-- start EXTRACTED MATERIAL --

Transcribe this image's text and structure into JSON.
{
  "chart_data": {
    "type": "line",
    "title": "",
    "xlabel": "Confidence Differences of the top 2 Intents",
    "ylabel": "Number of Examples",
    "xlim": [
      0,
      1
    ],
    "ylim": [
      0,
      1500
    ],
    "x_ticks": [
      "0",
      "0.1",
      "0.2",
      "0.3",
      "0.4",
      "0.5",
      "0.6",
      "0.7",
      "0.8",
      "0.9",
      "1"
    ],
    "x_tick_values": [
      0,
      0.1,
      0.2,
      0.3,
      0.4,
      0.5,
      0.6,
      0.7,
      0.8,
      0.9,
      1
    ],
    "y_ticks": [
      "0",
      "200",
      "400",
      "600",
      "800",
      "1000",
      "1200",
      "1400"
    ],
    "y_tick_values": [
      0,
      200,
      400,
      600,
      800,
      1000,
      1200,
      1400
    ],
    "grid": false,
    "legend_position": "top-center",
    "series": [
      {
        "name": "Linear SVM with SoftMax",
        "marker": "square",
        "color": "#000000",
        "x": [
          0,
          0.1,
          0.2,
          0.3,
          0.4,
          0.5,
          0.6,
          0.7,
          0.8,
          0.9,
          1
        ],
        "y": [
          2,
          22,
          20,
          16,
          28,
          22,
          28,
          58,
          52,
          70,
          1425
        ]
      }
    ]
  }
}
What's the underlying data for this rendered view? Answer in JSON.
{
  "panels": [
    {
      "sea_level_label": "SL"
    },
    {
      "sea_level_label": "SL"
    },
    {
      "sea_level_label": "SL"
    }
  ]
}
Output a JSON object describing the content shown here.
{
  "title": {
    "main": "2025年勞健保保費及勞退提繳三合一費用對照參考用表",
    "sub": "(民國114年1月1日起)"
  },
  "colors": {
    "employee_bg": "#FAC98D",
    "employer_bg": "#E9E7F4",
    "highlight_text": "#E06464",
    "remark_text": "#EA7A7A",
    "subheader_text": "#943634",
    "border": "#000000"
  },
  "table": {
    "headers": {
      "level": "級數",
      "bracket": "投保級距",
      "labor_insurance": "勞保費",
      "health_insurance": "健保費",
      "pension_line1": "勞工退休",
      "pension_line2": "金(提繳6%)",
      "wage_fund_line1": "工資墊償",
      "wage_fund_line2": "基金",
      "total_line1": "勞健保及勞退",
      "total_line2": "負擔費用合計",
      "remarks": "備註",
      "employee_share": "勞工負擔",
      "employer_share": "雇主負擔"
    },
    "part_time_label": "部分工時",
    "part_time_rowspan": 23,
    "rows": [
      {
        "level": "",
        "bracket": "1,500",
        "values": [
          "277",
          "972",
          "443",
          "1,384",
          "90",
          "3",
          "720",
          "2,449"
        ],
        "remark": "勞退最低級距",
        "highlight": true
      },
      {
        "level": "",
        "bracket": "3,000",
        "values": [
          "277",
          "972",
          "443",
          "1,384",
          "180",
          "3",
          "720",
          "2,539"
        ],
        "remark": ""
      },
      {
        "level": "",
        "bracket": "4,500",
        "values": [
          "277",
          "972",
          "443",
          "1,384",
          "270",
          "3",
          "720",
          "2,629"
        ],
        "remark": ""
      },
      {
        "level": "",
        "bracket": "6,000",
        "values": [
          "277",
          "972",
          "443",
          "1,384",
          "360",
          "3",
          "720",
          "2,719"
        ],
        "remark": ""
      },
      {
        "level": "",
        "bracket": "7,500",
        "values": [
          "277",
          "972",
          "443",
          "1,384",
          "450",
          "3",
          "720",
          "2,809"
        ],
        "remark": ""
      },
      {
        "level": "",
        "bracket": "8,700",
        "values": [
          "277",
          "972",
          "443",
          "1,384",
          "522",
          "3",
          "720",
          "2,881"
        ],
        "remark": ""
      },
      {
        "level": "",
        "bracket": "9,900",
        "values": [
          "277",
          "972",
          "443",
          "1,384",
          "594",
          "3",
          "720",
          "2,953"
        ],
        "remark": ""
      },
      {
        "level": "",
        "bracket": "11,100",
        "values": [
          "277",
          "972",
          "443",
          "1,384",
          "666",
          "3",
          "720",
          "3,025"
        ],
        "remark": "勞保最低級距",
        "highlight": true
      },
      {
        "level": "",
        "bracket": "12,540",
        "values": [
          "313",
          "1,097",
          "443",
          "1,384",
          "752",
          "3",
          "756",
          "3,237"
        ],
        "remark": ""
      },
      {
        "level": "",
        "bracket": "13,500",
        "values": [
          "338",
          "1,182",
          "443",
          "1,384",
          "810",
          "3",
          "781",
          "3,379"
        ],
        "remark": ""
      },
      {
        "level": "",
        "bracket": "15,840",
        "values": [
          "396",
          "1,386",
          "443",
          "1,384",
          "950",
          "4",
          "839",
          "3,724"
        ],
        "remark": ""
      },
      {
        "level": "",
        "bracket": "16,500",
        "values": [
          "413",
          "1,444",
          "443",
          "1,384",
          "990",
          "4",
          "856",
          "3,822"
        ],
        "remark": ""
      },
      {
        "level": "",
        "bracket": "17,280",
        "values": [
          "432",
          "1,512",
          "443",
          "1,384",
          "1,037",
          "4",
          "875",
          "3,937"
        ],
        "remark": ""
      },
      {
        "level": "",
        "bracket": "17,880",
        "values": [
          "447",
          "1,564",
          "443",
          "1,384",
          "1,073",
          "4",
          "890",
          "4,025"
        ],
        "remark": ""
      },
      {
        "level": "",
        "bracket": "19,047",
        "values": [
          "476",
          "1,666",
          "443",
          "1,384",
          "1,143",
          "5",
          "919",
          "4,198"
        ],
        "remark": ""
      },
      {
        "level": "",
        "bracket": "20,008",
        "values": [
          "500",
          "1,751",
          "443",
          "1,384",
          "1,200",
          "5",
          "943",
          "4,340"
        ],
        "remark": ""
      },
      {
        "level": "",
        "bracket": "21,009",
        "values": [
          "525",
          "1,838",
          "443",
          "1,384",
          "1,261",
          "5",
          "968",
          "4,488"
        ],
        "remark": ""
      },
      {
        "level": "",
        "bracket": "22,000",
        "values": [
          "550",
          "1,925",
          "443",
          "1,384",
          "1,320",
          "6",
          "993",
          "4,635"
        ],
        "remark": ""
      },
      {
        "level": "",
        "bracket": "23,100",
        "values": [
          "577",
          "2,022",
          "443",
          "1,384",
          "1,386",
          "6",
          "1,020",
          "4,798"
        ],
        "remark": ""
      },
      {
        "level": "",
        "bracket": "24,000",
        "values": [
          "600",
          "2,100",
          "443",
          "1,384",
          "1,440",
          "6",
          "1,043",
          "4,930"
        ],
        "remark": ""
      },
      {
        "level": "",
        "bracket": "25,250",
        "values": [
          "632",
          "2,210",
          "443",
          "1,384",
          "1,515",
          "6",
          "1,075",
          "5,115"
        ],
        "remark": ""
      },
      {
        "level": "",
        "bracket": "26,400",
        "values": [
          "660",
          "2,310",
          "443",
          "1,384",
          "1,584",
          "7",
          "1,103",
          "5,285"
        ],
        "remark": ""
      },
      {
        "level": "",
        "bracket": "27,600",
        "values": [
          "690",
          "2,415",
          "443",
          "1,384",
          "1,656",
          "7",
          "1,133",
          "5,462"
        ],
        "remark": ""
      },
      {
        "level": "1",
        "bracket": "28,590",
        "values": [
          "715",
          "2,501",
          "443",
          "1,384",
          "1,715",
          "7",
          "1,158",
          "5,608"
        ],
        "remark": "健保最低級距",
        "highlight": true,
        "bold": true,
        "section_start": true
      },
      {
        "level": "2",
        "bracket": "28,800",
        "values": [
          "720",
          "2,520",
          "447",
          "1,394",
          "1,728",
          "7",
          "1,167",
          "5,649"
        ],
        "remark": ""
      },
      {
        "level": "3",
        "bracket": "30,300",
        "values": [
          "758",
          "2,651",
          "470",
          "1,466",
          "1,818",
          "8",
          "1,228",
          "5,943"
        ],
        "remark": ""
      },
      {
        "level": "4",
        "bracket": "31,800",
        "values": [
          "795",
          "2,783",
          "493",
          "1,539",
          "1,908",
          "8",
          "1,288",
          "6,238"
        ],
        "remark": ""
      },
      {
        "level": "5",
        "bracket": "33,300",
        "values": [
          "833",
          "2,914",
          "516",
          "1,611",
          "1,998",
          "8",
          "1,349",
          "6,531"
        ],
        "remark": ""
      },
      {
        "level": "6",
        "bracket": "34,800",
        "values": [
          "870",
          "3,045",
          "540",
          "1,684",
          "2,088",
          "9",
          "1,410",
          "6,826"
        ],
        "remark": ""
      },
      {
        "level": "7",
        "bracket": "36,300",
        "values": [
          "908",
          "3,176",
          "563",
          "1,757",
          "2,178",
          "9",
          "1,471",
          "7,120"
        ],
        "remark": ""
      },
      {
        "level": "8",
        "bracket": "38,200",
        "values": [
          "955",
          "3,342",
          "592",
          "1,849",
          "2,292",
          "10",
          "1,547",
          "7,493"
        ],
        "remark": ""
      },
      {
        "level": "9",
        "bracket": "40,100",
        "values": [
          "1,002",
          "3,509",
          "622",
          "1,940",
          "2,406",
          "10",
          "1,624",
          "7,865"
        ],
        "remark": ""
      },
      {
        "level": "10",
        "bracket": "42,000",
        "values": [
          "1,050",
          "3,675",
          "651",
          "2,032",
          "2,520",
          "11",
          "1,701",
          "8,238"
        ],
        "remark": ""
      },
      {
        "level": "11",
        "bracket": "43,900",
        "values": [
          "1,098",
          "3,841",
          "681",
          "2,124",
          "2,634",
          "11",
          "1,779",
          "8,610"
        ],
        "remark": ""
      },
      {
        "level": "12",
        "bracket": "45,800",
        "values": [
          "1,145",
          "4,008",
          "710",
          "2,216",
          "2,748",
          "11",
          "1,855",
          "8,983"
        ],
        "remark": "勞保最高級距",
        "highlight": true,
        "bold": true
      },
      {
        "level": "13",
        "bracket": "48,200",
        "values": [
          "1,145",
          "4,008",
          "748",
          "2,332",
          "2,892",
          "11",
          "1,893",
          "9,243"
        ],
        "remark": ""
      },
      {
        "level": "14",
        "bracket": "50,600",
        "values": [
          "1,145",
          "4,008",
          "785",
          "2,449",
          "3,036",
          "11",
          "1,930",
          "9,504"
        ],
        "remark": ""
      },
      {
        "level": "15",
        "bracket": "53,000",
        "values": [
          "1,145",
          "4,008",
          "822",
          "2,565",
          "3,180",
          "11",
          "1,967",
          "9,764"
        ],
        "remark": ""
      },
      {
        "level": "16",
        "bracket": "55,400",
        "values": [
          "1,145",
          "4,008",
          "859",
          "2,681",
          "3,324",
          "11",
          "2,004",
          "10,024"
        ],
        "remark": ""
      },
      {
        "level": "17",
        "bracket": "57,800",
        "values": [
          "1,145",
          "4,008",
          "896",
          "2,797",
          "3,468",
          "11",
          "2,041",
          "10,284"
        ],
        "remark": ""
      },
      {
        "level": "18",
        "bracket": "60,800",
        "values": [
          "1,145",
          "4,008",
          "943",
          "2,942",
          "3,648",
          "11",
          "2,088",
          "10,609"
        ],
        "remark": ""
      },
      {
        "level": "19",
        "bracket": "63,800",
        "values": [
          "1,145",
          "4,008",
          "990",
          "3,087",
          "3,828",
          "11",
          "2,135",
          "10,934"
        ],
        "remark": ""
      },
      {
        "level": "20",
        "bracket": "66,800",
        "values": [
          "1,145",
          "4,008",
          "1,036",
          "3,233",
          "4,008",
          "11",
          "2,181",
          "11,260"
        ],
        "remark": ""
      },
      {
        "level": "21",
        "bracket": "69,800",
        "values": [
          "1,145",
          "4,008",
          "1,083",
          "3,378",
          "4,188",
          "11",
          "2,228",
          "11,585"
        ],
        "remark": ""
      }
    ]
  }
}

-- end EXTRACTED MATERIAL --

▶ _WORK TO DO_
Each line that holds the word "JSON" is to be copied.

▶ _TASK RESPONSE_
Transcribe this image's text and structure into JSON.
What's the underlying data for this rendered view? Answer in JSON.
Output a JSON object describing the content shown here.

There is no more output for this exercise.